(DIRECTIONS) Using the material that follows, identify and copy each line with the string "What".

(Dataset excerpt)
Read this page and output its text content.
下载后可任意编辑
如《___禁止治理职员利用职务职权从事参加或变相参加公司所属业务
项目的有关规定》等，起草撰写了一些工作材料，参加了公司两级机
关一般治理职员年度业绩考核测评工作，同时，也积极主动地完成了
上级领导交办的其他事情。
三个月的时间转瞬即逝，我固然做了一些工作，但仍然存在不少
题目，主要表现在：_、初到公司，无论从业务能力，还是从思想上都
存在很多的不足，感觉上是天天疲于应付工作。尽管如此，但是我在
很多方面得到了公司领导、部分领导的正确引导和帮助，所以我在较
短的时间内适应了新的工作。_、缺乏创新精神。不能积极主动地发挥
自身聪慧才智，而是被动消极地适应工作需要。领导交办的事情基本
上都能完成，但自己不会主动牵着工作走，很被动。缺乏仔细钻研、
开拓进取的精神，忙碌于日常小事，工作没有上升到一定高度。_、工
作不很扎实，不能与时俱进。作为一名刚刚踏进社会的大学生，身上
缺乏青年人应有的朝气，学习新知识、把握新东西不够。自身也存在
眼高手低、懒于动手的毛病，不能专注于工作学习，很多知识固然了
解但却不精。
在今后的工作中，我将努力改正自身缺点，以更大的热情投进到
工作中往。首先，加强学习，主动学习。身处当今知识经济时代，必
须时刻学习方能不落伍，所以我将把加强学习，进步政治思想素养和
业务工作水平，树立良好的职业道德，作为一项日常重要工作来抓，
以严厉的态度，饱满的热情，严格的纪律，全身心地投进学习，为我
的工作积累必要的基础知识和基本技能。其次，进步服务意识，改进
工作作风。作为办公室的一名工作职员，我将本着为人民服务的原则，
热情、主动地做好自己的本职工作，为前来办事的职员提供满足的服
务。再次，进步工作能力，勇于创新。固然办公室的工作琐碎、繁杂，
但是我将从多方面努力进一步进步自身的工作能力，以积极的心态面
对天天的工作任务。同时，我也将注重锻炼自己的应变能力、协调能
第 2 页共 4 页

==

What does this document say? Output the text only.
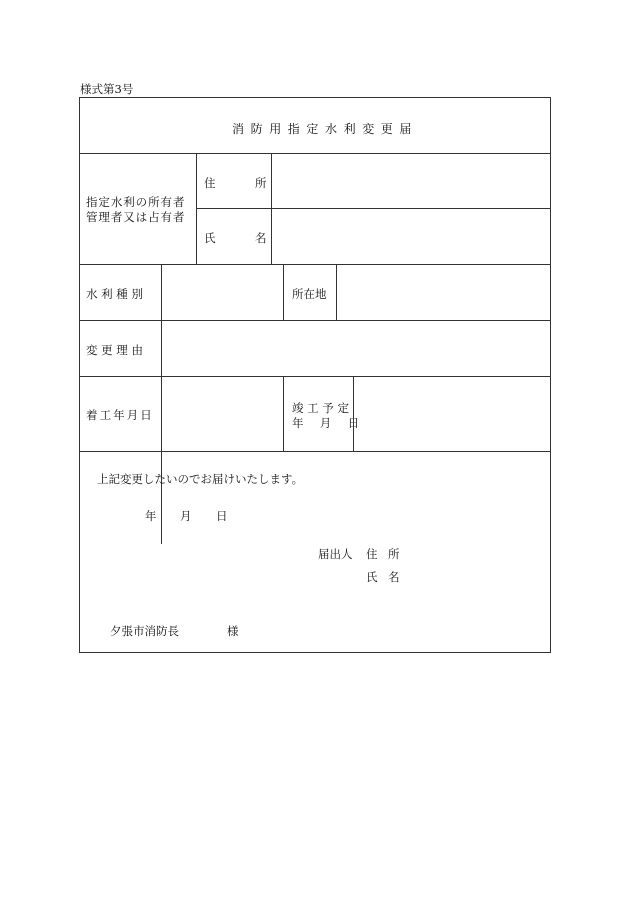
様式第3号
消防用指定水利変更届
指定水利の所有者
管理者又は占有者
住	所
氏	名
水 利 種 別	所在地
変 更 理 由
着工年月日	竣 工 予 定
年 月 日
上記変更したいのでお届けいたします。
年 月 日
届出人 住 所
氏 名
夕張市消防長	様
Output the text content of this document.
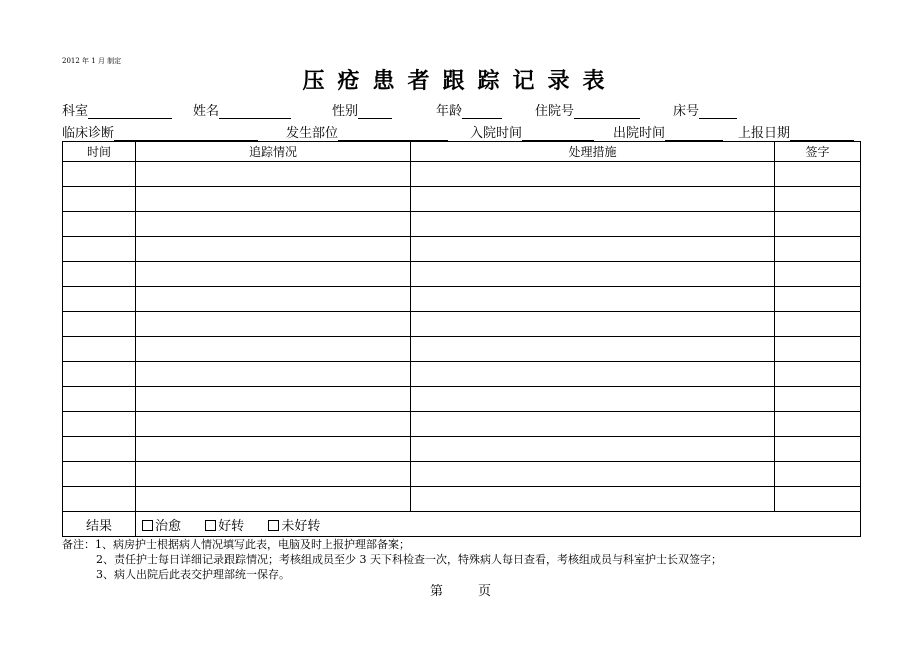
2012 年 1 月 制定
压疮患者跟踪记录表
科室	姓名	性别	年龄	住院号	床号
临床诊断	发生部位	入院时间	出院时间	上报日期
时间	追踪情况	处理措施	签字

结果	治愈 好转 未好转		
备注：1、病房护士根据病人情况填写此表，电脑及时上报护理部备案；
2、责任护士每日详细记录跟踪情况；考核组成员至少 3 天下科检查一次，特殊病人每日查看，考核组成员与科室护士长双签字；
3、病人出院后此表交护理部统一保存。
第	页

==

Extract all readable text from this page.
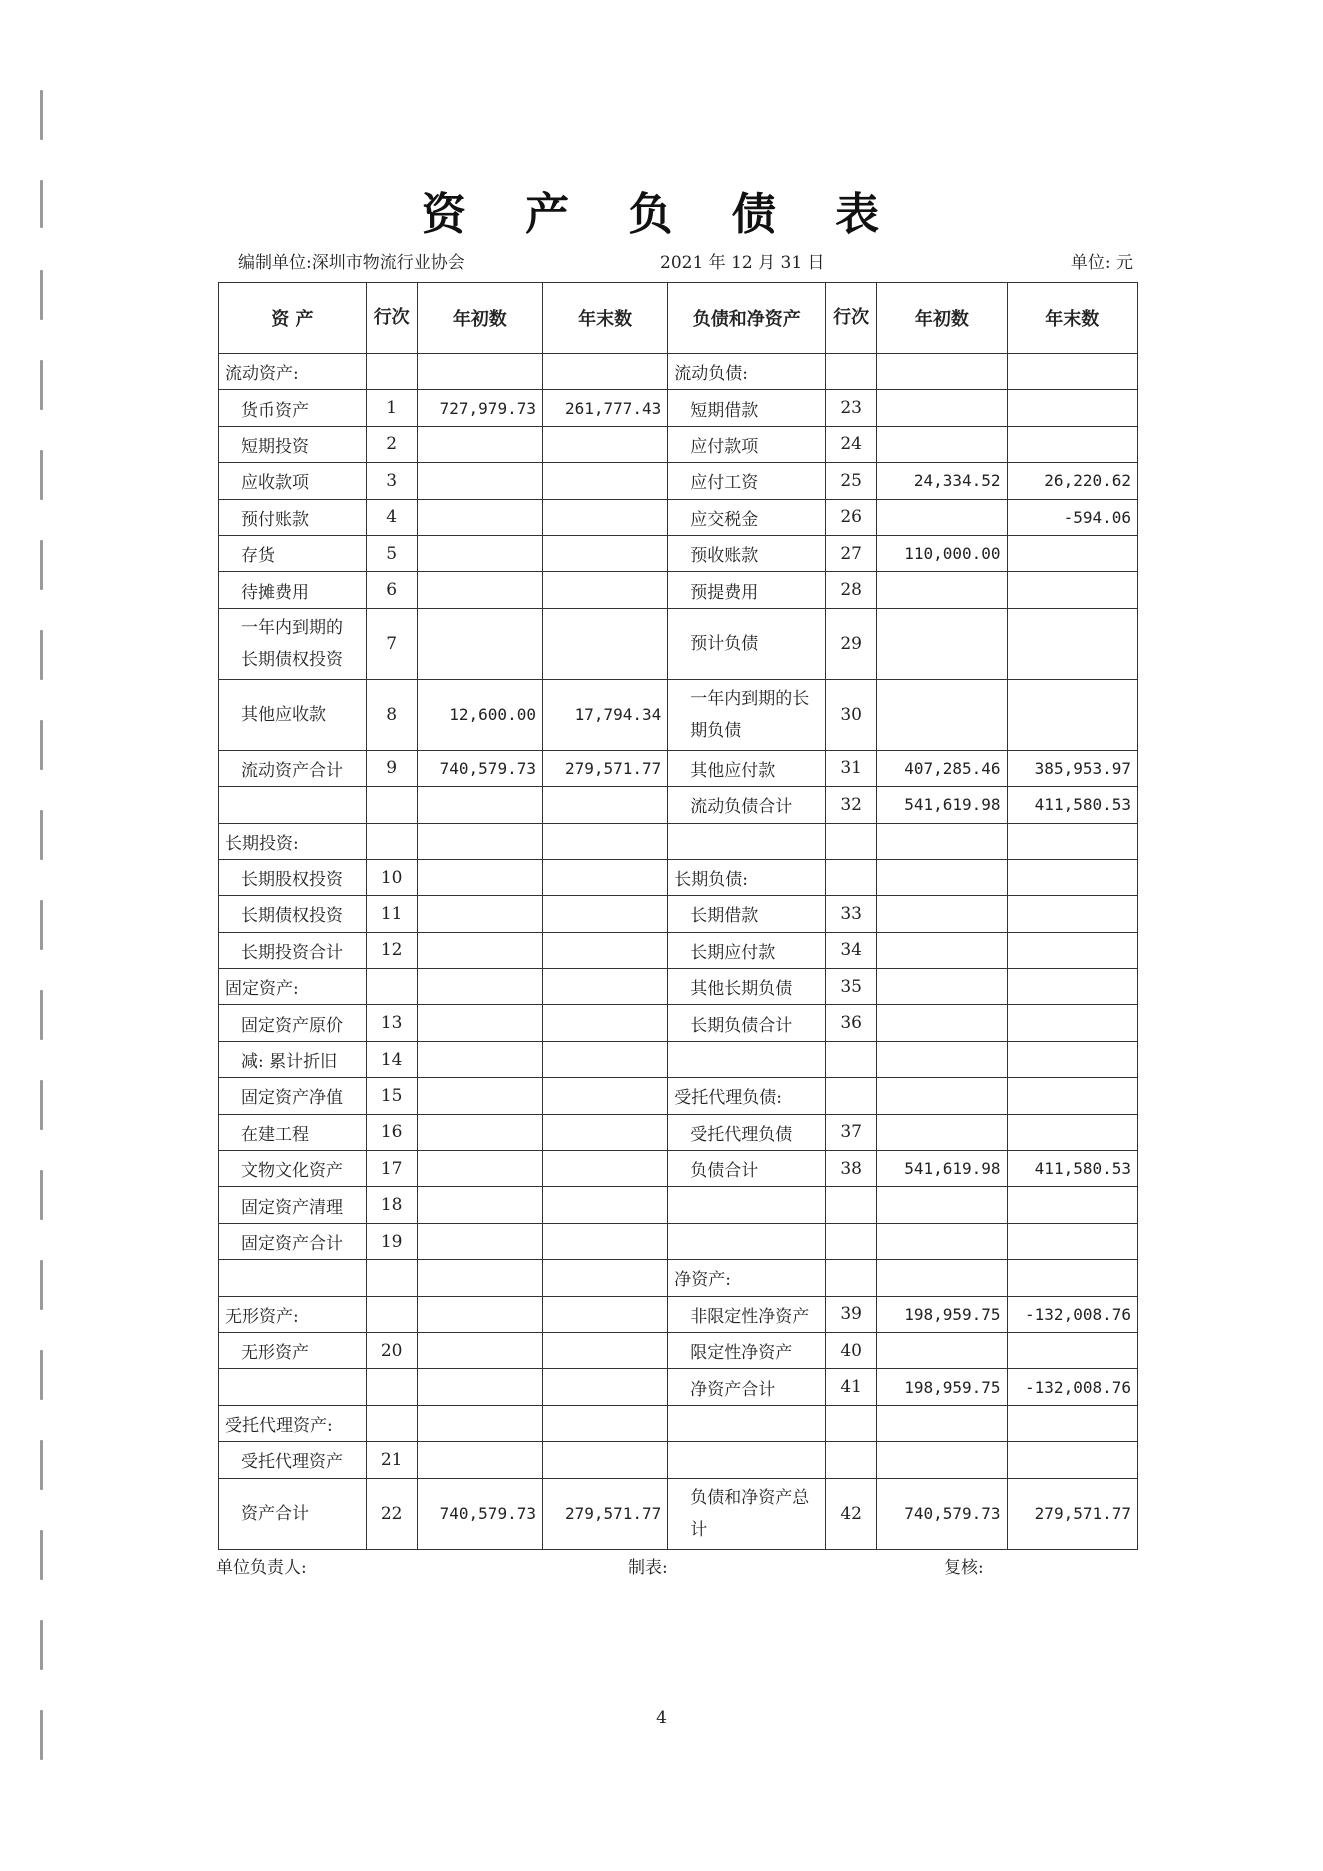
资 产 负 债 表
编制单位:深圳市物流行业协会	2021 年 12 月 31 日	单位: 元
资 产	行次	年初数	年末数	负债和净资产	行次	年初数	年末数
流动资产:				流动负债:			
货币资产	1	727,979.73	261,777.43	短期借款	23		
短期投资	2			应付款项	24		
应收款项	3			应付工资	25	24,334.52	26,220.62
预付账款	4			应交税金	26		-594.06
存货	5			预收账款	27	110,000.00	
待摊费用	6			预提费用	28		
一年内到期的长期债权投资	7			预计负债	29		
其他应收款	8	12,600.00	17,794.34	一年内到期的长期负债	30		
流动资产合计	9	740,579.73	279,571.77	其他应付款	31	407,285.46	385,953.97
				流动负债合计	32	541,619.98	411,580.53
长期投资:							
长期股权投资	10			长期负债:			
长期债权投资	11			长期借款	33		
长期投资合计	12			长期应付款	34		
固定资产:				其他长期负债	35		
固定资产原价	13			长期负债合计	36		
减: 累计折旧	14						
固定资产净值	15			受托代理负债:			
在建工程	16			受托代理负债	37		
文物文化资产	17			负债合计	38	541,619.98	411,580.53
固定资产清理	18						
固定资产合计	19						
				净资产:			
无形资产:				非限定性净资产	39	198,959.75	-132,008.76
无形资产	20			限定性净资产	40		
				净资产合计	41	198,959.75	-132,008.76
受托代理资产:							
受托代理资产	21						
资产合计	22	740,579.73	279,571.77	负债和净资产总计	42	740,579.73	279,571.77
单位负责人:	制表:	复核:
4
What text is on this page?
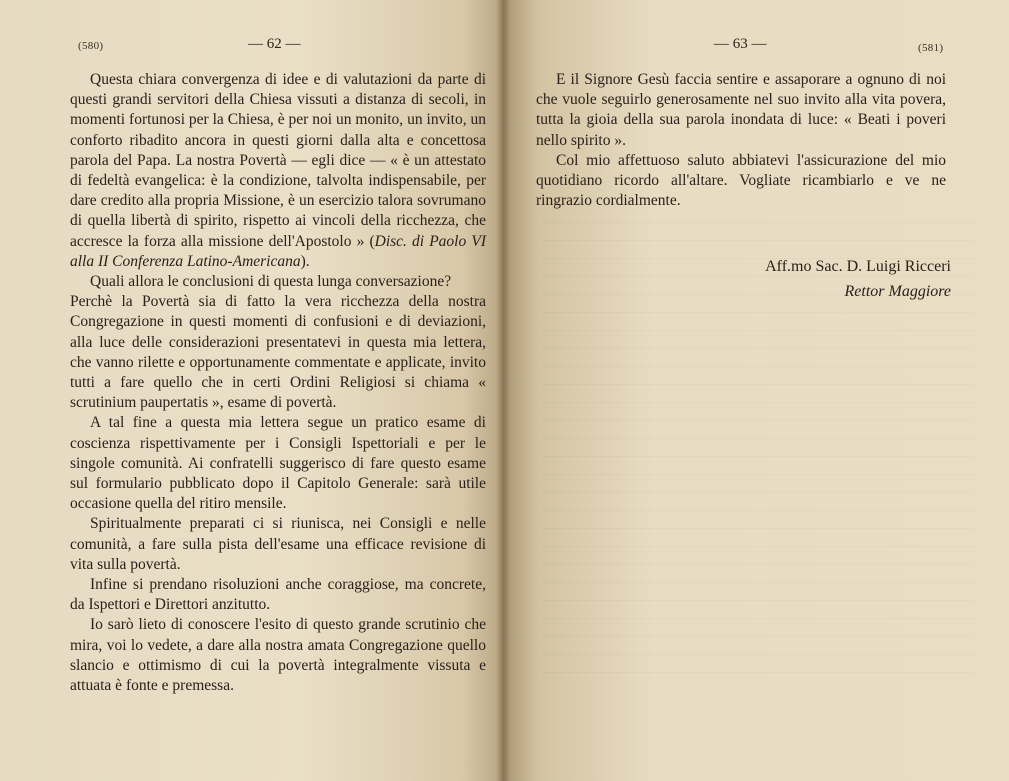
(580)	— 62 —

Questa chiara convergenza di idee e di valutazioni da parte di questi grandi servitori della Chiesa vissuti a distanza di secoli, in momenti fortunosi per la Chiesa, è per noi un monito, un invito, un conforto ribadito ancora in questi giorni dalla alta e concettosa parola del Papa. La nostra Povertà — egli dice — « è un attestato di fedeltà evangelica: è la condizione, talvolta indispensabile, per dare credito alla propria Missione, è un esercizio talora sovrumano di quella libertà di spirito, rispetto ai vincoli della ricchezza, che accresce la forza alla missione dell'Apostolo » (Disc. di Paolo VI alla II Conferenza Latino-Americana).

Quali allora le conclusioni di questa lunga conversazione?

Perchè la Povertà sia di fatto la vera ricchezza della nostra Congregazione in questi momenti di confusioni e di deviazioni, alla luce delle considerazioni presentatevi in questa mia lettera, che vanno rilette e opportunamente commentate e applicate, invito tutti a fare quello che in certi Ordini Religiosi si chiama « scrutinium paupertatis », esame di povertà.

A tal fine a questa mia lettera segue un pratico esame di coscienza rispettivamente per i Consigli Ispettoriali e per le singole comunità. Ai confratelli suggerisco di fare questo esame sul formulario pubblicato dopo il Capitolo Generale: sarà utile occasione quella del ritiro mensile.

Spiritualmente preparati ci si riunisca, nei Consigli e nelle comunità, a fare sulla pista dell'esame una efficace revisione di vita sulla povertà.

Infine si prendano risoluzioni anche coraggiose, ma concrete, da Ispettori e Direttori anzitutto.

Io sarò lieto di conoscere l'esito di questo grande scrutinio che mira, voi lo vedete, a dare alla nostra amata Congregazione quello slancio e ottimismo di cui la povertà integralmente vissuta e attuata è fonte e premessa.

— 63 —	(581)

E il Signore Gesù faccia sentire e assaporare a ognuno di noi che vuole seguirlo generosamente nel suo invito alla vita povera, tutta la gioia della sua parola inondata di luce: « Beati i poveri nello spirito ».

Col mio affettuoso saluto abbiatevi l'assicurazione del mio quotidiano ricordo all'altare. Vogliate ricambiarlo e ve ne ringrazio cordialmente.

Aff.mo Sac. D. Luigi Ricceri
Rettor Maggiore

(SOLUTION TO THIS PROBLEM)
What does this document say? Output the text only.
What text is on this page?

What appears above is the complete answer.